* Begin INFORMATION GIVEN *

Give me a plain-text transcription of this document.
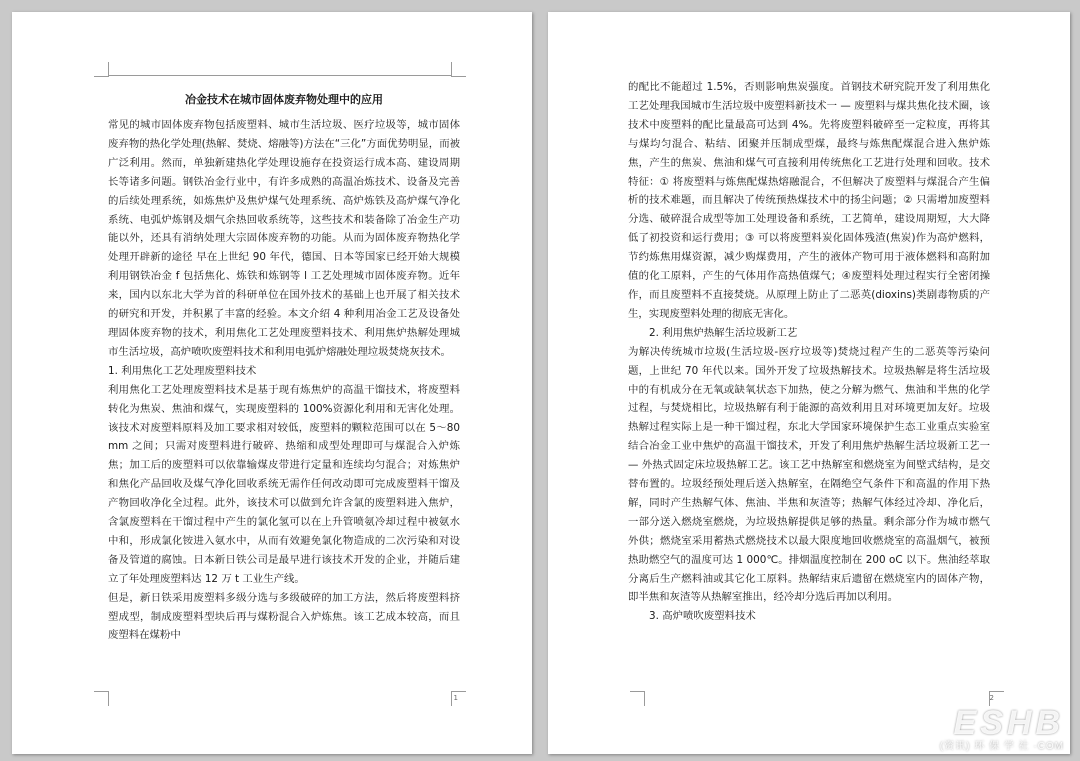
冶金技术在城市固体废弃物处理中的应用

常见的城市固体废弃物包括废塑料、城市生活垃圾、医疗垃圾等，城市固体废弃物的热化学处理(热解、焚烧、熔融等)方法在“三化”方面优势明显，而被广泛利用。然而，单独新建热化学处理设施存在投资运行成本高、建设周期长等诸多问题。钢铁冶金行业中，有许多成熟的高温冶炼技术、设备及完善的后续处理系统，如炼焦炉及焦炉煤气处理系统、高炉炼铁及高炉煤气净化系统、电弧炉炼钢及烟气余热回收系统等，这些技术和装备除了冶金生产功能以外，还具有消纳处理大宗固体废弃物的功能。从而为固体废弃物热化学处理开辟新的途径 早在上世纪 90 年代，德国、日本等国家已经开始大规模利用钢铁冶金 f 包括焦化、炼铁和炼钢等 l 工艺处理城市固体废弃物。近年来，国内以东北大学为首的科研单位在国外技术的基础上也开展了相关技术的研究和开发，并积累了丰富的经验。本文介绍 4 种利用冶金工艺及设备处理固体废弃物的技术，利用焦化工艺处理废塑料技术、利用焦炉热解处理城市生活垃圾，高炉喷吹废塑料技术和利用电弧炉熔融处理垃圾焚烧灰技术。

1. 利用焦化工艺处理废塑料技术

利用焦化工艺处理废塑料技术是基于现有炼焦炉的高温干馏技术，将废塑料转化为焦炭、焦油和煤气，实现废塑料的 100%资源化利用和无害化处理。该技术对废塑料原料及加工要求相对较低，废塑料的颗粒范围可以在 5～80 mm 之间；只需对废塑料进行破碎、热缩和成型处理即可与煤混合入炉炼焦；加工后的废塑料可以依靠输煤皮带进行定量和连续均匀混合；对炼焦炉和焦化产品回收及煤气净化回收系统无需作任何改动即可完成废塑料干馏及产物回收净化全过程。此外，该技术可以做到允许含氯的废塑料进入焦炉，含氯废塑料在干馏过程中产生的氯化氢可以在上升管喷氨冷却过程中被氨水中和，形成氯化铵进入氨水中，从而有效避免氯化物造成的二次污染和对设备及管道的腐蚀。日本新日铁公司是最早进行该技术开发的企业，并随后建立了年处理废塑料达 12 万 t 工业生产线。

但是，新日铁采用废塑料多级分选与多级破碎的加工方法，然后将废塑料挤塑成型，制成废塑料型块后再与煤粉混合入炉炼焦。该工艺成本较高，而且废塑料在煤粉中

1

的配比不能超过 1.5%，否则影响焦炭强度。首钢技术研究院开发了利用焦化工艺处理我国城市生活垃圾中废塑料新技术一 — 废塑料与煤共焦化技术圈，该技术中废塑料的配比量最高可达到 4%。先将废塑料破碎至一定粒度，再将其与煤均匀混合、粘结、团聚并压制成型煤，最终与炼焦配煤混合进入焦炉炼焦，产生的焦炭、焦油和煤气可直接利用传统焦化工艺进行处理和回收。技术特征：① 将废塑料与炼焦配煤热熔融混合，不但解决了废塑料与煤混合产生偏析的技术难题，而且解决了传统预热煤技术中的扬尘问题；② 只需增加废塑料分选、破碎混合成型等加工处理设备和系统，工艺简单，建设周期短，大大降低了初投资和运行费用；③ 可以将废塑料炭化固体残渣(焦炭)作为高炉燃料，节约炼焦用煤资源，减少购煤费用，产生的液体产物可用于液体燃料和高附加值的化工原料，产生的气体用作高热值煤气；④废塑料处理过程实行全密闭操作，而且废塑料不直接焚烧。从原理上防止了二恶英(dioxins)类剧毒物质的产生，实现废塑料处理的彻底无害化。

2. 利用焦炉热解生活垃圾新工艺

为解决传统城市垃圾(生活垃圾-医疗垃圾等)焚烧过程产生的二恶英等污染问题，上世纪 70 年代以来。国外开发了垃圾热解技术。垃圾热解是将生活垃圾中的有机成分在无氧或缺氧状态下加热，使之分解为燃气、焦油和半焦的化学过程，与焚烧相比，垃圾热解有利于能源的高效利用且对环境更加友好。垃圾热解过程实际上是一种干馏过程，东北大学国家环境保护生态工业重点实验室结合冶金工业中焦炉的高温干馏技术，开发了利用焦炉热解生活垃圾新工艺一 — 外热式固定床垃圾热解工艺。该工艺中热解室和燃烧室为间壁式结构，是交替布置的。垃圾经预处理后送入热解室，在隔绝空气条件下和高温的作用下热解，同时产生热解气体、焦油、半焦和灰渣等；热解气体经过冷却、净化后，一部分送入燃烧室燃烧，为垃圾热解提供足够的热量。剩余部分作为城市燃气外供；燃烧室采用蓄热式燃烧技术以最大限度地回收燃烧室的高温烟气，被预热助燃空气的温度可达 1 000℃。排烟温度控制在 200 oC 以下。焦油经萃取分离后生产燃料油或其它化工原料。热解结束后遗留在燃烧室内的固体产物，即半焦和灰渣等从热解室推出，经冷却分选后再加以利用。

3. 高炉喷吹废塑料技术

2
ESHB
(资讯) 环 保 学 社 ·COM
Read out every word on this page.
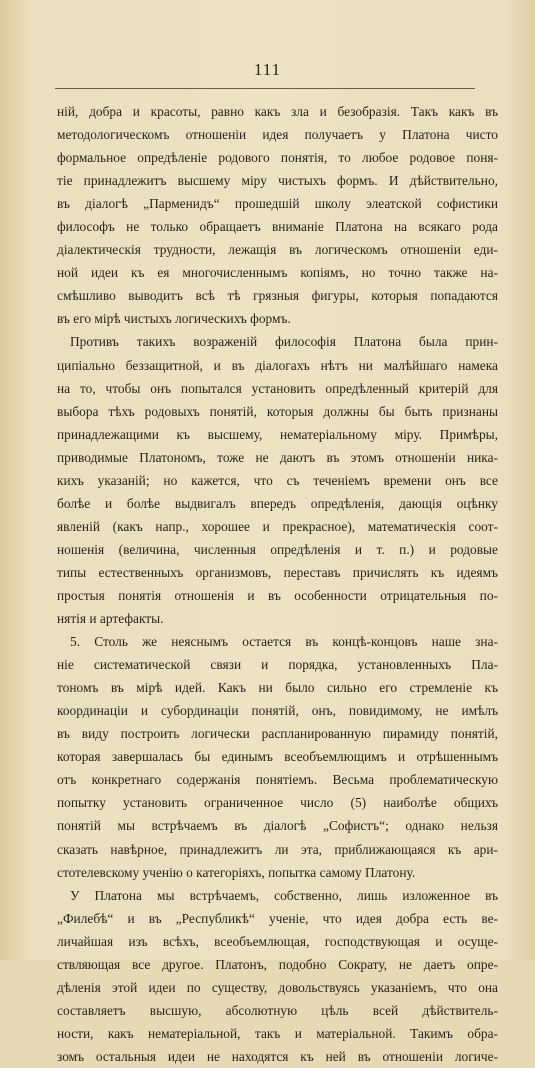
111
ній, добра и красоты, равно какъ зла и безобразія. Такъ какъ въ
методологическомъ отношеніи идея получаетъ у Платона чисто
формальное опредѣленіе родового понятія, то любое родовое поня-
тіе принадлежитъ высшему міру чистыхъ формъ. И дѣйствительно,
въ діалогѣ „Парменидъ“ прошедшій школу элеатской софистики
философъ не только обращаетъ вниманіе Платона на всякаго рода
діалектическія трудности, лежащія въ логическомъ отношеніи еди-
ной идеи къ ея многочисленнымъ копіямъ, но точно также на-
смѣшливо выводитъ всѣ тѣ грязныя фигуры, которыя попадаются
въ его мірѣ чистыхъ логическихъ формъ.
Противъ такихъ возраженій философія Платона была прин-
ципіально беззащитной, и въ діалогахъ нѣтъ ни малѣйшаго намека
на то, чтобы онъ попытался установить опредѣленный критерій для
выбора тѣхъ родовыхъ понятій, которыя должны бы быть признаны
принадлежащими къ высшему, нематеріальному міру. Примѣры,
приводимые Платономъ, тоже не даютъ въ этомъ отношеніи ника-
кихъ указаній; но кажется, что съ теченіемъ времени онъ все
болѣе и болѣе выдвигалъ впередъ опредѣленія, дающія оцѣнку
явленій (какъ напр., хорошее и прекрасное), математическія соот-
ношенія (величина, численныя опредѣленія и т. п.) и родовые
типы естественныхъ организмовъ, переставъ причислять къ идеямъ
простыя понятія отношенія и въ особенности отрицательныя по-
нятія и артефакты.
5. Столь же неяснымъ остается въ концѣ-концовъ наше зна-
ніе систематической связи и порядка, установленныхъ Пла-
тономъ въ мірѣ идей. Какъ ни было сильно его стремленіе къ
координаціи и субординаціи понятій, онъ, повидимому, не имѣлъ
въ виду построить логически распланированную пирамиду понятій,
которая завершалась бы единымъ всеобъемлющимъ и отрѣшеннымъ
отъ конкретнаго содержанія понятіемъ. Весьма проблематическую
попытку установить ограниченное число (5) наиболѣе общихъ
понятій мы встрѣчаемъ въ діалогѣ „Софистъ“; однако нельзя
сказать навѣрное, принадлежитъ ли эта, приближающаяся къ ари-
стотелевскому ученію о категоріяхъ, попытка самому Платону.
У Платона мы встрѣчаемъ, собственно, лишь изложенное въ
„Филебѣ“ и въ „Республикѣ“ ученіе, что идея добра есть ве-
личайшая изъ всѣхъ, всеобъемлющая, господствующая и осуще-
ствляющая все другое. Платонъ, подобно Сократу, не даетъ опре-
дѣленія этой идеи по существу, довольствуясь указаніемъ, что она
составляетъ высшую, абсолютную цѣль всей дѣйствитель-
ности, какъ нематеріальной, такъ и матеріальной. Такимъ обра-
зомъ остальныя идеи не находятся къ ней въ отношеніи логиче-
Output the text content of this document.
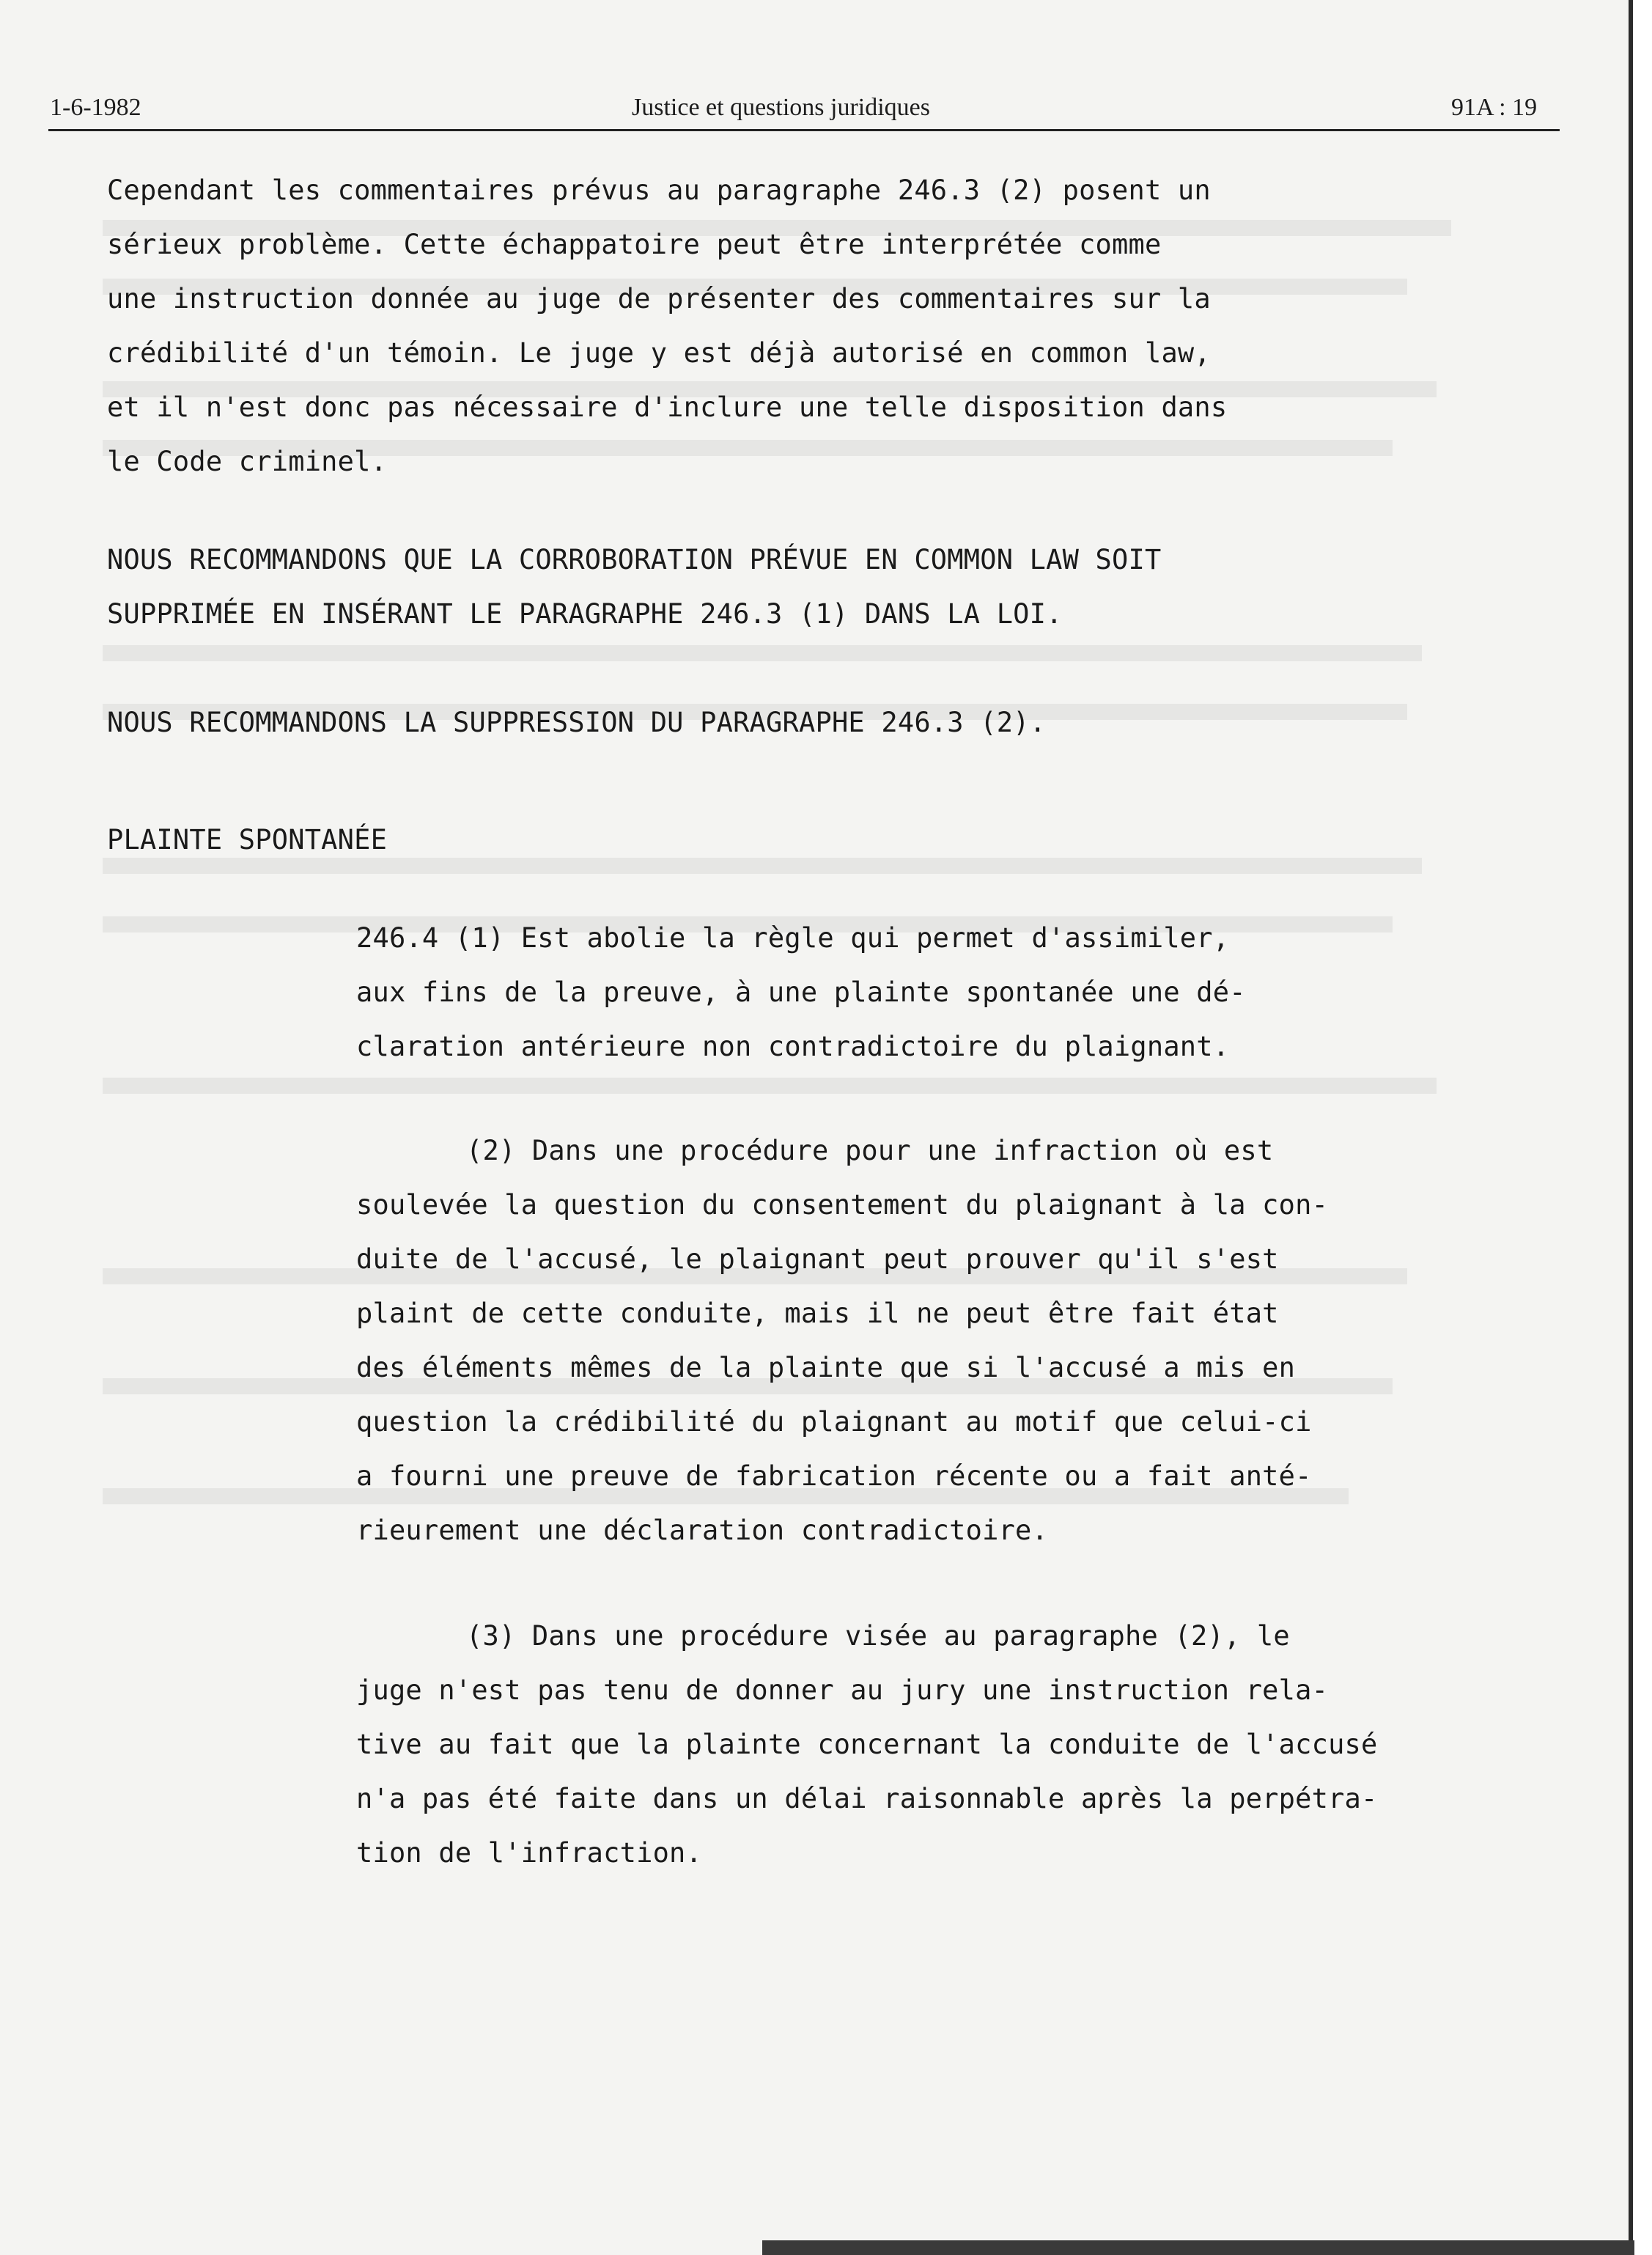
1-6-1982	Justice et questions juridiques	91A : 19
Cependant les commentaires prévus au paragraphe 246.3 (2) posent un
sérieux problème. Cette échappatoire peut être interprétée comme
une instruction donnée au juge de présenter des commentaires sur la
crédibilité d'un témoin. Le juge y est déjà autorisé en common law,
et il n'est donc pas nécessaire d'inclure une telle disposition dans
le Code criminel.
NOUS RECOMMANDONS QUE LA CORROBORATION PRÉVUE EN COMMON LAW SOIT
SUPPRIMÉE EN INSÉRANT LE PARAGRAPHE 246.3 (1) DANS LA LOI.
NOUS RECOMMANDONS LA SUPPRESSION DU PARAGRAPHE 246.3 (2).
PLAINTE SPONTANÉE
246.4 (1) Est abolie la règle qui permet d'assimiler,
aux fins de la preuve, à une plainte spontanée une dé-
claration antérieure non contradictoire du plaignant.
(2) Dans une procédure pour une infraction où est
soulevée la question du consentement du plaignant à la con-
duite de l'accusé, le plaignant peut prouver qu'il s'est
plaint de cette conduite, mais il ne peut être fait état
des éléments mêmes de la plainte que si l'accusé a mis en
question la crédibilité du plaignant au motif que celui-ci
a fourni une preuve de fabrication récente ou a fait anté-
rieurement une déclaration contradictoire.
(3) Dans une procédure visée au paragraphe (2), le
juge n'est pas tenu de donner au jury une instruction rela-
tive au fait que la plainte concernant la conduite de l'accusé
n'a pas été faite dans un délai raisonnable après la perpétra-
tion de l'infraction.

* End INFORMATION GIVEN *

# GOAL:
Select every line of the records holding the string "conduite".

# ANSWER FOR THE TASK:
plaint de cette conduite, mais il ne peut être fait état
tive au fait que la plainte concernant la conduite de l'accusé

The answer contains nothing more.